The task:
All of the lines below are to be transcribed faithfully, with pictures excluded from the copy.

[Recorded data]
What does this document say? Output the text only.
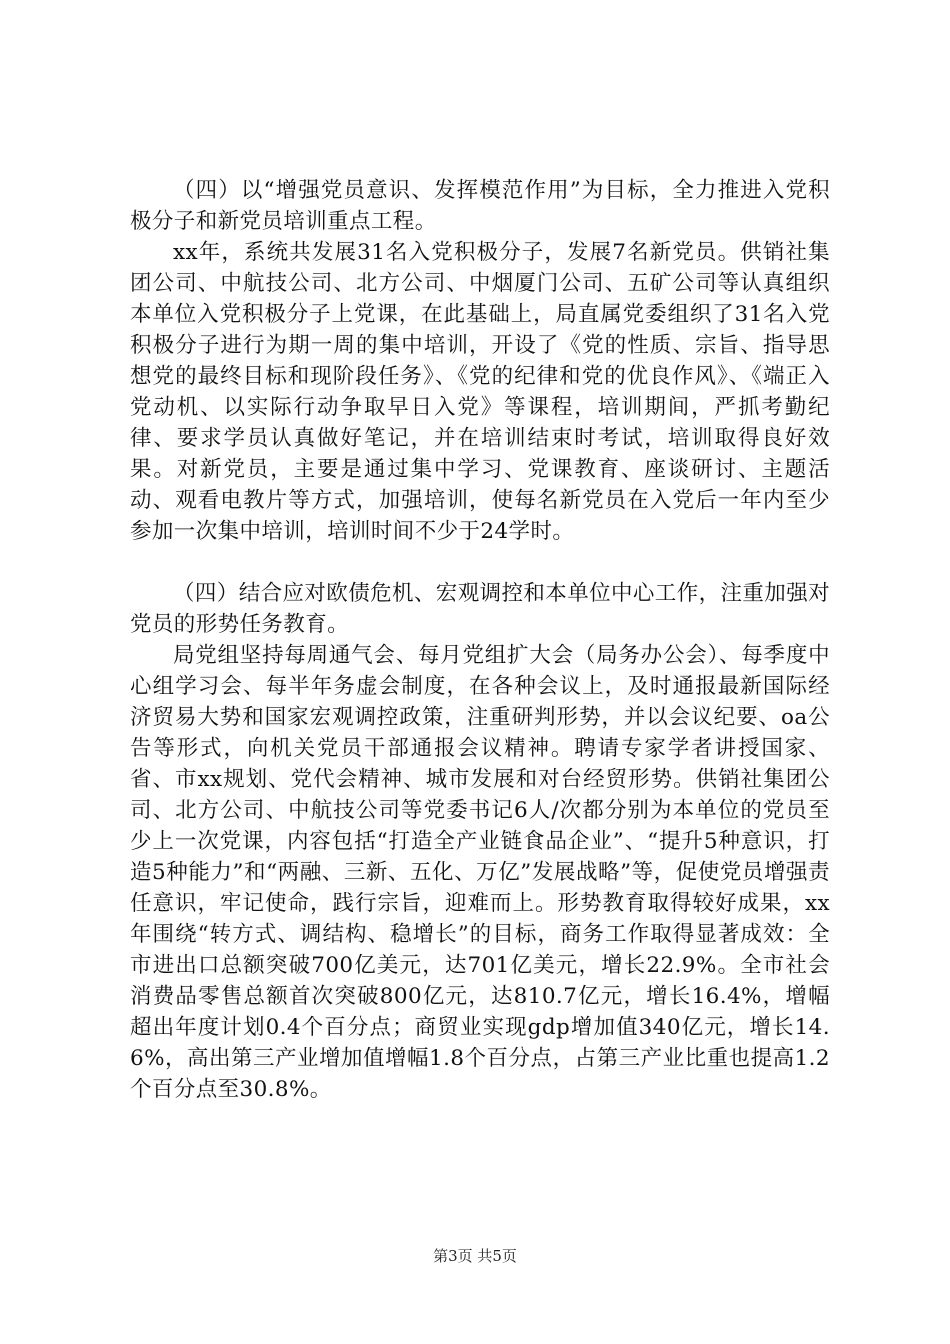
（四）以“增强党员意识、发挥模范作用”为目标，全力推进入党积极分子和新党员培训重点工程。

xx年，系统共发展31名入党积极分子，发展7名新党员。供销社集团公司、中航技公司、北方公司、中烟厦门公司、五矿公司等认真组织本单位入党积极分子上党课，在此基础上，局直属党委组织了31名入党积极分子进行为期一周的集中培训，开设了《党的性质、宗旨、指导思想党的最终目标和现阶段任务》、《党的纪律和党的优良作风》、《端正入党动机、以实际行动争取早日入党》等课程，培训期间，严抓考勤纪律、要求学员认真做好笔记，并在培训结束时考试，培训取得良好效果。对新党员，主要是通过集中学习、党课教育、座谈研讨、主题活动、观看电教片等方式，加强培训，使每名新党员在入党后一年内至少参加一次集中培训，培训时间不少于24学时。

（四）结合应对欧债危机、宏观调控和本单位中心工作，注重加强对党员的形势任务教育。

局党组坚持每周通气会、每月党组扩大会（局务办公会）、每季度中心组学习会、每半年务虚会制度，在各种会议上，及时通报最新国际经济贸易大势和国家宏观调控政策，注重研判形势，并以会议纪要、oa公告等形式，向机关党员干部通报会议精神。聘请专家学者讲授国家、省、市xx规划、党代会精神、城市发展和对台经贸形势。供销社集团公司、北方公司、中航技公司等党委书记6人/次都分别为本单位的党员至少上一次党课，内容包括“打造全产业链食品企业”、“提升5种意识，打造5种能力”和“两融、三新、五化、万亿”发展战略”等，促使党员增强责任意识，牢记使命，践行宗旨，迎难而上。形势教育取得较好成果，xx年围绕“转方式、调结构、稳增长”的目标，商务工作取得显著成效：全市进出口总额突破700亿美元，达701亿美元，增长22.9%。全市社会消费品零售总额首次突破800亿元，达810.7亿元，增长16.4%，增幅超出年度计划0.4个百分点；商贸业实现gdp增加值340亿元，增长14.6%，高出第三产业增加值增幅1.8个百分点，占第三产业比重也提高1.2个百分点至30.8%。

第3页 共5页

Output of the exercise:
What does this document say? Output the text only.
（四）以“增强党员意识、发挥模范作用”为目标，全力推进入党积极分子和新党员培训重点工程。

xx年，系统共发展31名入党积极分子，发展7名新党员。供销社集团公司、中航技公司、北方公司、中烟厦门公司、五矿公司等认真组织本单位入党积极分子上党课，在此基础上，局直属党委组织了31名入党积极分子进行为期一周的集中培训，开设了《党的性质、宗旨、指导思想党的最终目标和现阶段任务》、《党的纪律和党的优良作风》、《端正入党动机、以实际行动争取早日入党》等课程，培训期间，严抓考勤纪律、要求学员认真做好笔记，并在培训结束时考试，培训取得良好效果。对新党员，主要是通过集中学习、党课教育、座谈研讨、主题活动、观看电教片等方式，加强培训，使每名新党员在入党后一年内至少参加一次集中培训，培训时间不少于24学时。

（四）结合应对欧债危机、宏观调控和本单位中心工作，注重加强对党员的形势任务教育。

局党组坚持每周通气会、每月党组扩大会（局务办公会）、每季度中心组学习会、每半年务虚会制度，在各种会议上，及时通报最新国际经济贸易大势和国家宏观调控政策，注重研判形势，并以会议纪要、oa公告等形式，向机关党员干部通报会议精神。聘请专家学者讲授国家、省、市xx规划、党代会精神、城市发展和对台经贸形势。供销社集团公司、北方公司、中航技公司等党委书记6人/次都分别为本单位的党员至少上一次党课，内容包括“打造全产业链食品企业”、“提升5种意识，打造5种能力”和“两融、三新、五化、万亿”发展战略”等，促使党员增强责任意识，牢记使命，践行宗旨，迎难而上。形势教育取得较好成果，xx年围绕“转方式、调结构、稳增长”的目标，商务工作取得显著成效：全市进出口总额突破700亿美元，达701亿美元，增长22.9%。全市社会消费品零售总额首次突破800亿元，达810.7亿元，增长16.4%，增幅超出年度计划0.4个百分点；商贸业实现gdp增加值340亿元，增长14.6%，高出第三产业增加值增幅1.8个百分点，占第三产业比重也提高1.2个百分点至30.8%。

第3页 共5页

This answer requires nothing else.